_Required work_
Set down the full listing exactly, character for character.

_Supplied material_
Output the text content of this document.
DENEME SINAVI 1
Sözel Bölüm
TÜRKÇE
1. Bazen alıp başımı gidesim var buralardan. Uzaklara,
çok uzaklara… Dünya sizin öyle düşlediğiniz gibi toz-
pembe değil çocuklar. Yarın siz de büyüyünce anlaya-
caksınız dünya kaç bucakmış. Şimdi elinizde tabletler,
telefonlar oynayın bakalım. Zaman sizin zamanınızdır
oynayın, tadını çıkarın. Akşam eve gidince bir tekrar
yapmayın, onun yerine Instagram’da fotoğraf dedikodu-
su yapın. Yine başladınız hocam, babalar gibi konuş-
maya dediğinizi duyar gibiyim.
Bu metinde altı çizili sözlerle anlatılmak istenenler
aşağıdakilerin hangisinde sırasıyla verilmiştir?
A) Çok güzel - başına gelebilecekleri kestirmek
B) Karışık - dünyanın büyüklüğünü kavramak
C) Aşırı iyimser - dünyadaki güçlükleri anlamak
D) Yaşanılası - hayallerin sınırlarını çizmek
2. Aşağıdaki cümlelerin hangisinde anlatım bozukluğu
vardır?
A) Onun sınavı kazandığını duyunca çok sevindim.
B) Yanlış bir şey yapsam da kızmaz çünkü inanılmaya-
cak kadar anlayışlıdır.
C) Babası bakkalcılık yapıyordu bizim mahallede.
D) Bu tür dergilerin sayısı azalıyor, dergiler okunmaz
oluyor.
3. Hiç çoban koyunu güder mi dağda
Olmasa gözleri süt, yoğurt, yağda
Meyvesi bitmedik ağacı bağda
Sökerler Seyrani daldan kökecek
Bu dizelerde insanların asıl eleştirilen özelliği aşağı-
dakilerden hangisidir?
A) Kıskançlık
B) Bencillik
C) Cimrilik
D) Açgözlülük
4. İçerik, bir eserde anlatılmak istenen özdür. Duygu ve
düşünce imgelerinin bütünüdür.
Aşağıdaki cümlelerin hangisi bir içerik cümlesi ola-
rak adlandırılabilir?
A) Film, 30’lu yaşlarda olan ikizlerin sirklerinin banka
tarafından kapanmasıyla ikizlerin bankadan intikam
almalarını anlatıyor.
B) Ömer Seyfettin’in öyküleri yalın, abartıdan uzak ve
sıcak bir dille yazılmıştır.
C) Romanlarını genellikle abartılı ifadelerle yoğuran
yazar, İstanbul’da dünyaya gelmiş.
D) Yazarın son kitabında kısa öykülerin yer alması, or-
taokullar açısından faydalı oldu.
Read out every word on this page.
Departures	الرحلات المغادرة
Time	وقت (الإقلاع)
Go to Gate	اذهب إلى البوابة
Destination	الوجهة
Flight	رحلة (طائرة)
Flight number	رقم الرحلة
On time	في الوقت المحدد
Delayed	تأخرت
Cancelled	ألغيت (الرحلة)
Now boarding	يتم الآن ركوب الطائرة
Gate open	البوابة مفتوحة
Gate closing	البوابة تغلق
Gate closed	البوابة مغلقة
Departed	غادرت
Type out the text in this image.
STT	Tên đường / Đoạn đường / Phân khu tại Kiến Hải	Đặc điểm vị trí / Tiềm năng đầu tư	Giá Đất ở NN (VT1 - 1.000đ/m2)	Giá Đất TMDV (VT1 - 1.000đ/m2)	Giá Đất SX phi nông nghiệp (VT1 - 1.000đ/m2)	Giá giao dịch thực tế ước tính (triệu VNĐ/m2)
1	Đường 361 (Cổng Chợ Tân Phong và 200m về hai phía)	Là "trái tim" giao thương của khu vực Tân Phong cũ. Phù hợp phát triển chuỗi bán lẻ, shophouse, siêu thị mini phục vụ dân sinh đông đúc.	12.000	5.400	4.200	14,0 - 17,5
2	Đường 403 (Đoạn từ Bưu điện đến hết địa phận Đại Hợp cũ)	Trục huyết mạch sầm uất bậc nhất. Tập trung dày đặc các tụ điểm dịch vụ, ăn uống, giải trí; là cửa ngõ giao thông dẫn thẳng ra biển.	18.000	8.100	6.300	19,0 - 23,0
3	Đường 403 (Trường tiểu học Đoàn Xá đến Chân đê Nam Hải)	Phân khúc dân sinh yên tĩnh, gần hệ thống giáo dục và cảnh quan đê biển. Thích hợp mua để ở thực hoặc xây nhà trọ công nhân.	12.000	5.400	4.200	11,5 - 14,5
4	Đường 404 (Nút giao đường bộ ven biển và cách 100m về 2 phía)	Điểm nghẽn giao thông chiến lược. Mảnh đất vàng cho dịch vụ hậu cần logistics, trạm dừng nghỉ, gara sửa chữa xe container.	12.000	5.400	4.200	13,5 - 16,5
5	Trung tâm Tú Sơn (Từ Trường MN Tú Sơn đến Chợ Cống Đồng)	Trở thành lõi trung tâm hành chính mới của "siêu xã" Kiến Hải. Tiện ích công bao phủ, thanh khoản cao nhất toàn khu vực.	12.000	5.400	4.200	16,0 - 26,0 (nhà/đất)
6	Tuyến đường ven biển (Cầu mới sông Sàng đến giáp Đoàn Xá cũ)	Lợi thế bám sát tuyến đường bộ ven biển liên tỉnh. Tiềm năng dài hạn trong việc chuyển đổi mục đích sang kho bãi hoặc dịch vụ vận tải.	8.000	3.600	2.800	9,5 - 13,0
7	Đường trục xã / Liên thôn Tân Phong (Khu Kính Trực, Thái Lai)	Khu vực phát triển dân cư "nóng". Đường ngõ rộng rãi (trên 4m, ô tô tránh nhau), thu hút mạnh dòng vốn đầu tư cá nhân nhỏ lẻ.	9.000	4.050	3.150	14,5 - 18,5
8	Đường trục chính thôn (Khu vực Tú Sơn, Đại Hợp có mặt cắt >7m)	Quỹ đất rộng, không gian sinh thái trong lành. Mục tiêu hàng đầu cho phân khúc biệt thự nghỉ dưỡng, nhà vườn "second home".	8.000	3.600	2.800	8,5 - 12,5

_Exercise output_
Output the text content of this document.
DENEME SINAVI 1
Sözel Bölüm
TÜRKÇE
1. Bazen alıp başımı gidesim var buralardan. Uzaklara,
çok uzaklara… Dünya sizin öyle düşlediğiniz gibi toz-
pembe değil çocuklar. Yarın siz de büyüyünce anlaya-
caksınız dünya kaç bucakmış. Şimdi elinizde tabletler,
telefonlar oynayın bakalım. Zaman sizin zamanınızdır
oynayın, tadını çıkarın. Akşam eve gidince bir tekrar
yapmayın, onun yerine Instagram’da fotoğraf dedikodu-
su yapın. Yine başladınız hocam, babalar gibi konuş-
maya dediğinizi duyar gibiyim.
Bu metinde altı çizili sözlerle anlatılmak istenenler
aşağıdakilerin hangisinde sırasıyla verilmiştir?
A) Çok güzel - başına gelebilecekleri kestirmek
B) Karışık - dünyanın büyüklüğünü kavramak
C) Aşırı iyimser - dünyadaki güçlükleri anlamak
D) Yaşanılası - hayallerin sınırlarını çizmek
2. Aşağıdaki cümlelerin hangisinde anlatım bozukluğu
vardır?
A) Onun sınavı kazandığını duyunca çok sevindim.
B) Yanlış bir şey yapsam da kızmaz çünkü inanılmaya-
cak kadar anlayışlıdır.
C) Babası bakkalcılık yapıyordu bizim mahallede.
D) Bu tür dergilerin sayısı azalıyor, dergiler okunmaz
oluyor.
3. Hiç çoban koyunu güder mi dağda
Olmasa gözleri süt, yoğurt, yağda
Meyvesi bitmedik ağacı bağda
Sökerler Seyrani daldan kökecek
Bu dizelerde insanların asıl eleştirilen özelliği aşağı-
dakilerden hangisidir?
A) Kıskançlık
B) Bencillik
C) Cimrilik
D) Açgözlülük
4. İçerik, bir eserde anlatılmak istenen özdür. Duygu ve
düşünce imgelerinin bütünüdür.
Aşağıdaki cümlelerin hangisi bir içerik cümlesi ola-
rak adlandırılabilir?
A) Film, 30’lu yaşlarda olan ikizlerin sirklerinin banka
tarafından kapanmasıyla ikizlerin bankadan intikam
almalarını anlatıyor.
B) Ömer Seyfettin’in öyküleri yalın, abartıdan uzak ve
sıcak bir dille yazılmıştır.
C) Romanlarını genellikle abartılı ifadelerle yoğuran
yazar, İstanbul’da dünyaya gelmiş.
D) Yazarın son kitabında kısa öykülerin yer alması, or-
taokullar açısından faydalı oldu.
Read out every word on this page.
Departures	الرحلات المغادرة
Time	وقت (الإقلاع)
Go to Gate	اذهب إلى البوابة
Destination	الوجهة
Flight	رحلة (طائرة)
Flight number	رقم الرحلة
On time	في الوقت المحدد
Delayed	تأخرت
Cancelled	ألغيت (الرحلة)
Now boarding	يتم الآن ركوب الطائرة
Gate open	البوابة مفتوحة
Gate closing	البوابة تغلق
Gate closed	البوابة مغلقة
Departed	غادرت
Type out the text in this image.
STT	Tên đường / Đoạn đường / Phân khu tại Kiến Hải	Đặc điểm vị trí / Tiềm năng đầu tư	Giá Đất ở NN (VT1 - 1.000đ/m2)	Giá Đất TMDV (VT1 - 1.000đ/m2)	Giá Đất SX phi nông nghiệp (VT1 - 1.000đ/m2)	Giá giao dịch thực tế ước tính (triệu VNĐ/m2)
1	Đường 361 (Cổng Chợ Tân Phong và 200m về hai phía)	Là "trái tim" giao thương của khu vực Tân Phong cũ. Phù hợp phát triển chuỗi bán lẻ, shophouse, siêu thị mini phục vụ dân sinh đông đúc.	12.000	5.400	4.200	14,0 - 17,5
2	Đường 403 (Đoạn từ Bưu điện đến hết địa phận Đại Hợp cũ)	Trục huyết mạch sầm uất bậc nhất. Tập trung dày đặc các tụ điểm dịch vụ, ăn uống, giải trí; là cửa ngõ giao thông dẫn thẳng ra biển.	18.000	8.100	6.300	19,0 - 23,0
3	Đường 403 (Trường tiểu học Đoàn Xá đến Chân đê Nam Hải)	Phân khúc dân sinh yên tĩnh, gần hệ thống giáo dục và cảnh quan đê biển. Thích hợp mua để ở thực hoặc xây nhà trọ công nhân.	12.000	5.400	4.200	11,5 - 14,5
4	Đường 404 (Nút giao đường bộ ven biển và cách 100m về 2 phía)	Điểm nghẽn giao thông chiến lược. Mảnh đất vàng cho dịch vụ hậu cần logistics, trạm dừng nghỉ, gara sửa chữa xe container.	12.000	5.400	4.200	13,5 - 16,5
5	Trung tâm Tú Sơn (Từ Trường MN Tú Sơn đến Chợ Cống Đồng)	Trở thành lõi trung tâm hành chính mới của "siêu xã" Kiến Hải. Tiện ích công bao phủ, thanh khoản cao nhất toàn khu vực.	12.000	5.400	4.200	16,0 - 26,0 (nhà/đất)
6	Tuyến đường ven biển (Cầu mới sông Sàng đến giáp Đoàn Xá cũ)	Lợi thế bám sát tuyến đường bộ ven biển liên tỉnh. Tiềm năng dài hạn trong việc chuyển đổi mục đích sang kho bãi hoặc dịch vụ vận tải.	8.000	3.600	2.800	9,5 - 13,0
7	Đường trục xã / Liên thôn Tân Phong (Khu Kính Trực, Thái Lai)	Khu vực phát triển dân cư "nóng". Đường ngõ rộng rãi (trên 4m, ô tô tránh nhau), thu hút mạnh dòng vốn đầu tư cá nhân nhỏ lẻ.	9.000	4.050	3.150	14,5 - 18,5
8	Đường trục chính thôn (Khu vực Tú Sơn, Đại Hợp có mặt cắt >7m)	Quỹ đất rộng, không gian sinh thái trong lành. Mục tiêu hàng đầu cho phân khúc biệt thự nghỉ dưỡng, nhà vườn "second home".	8.000	3.600	2.800	8,5 - 12,5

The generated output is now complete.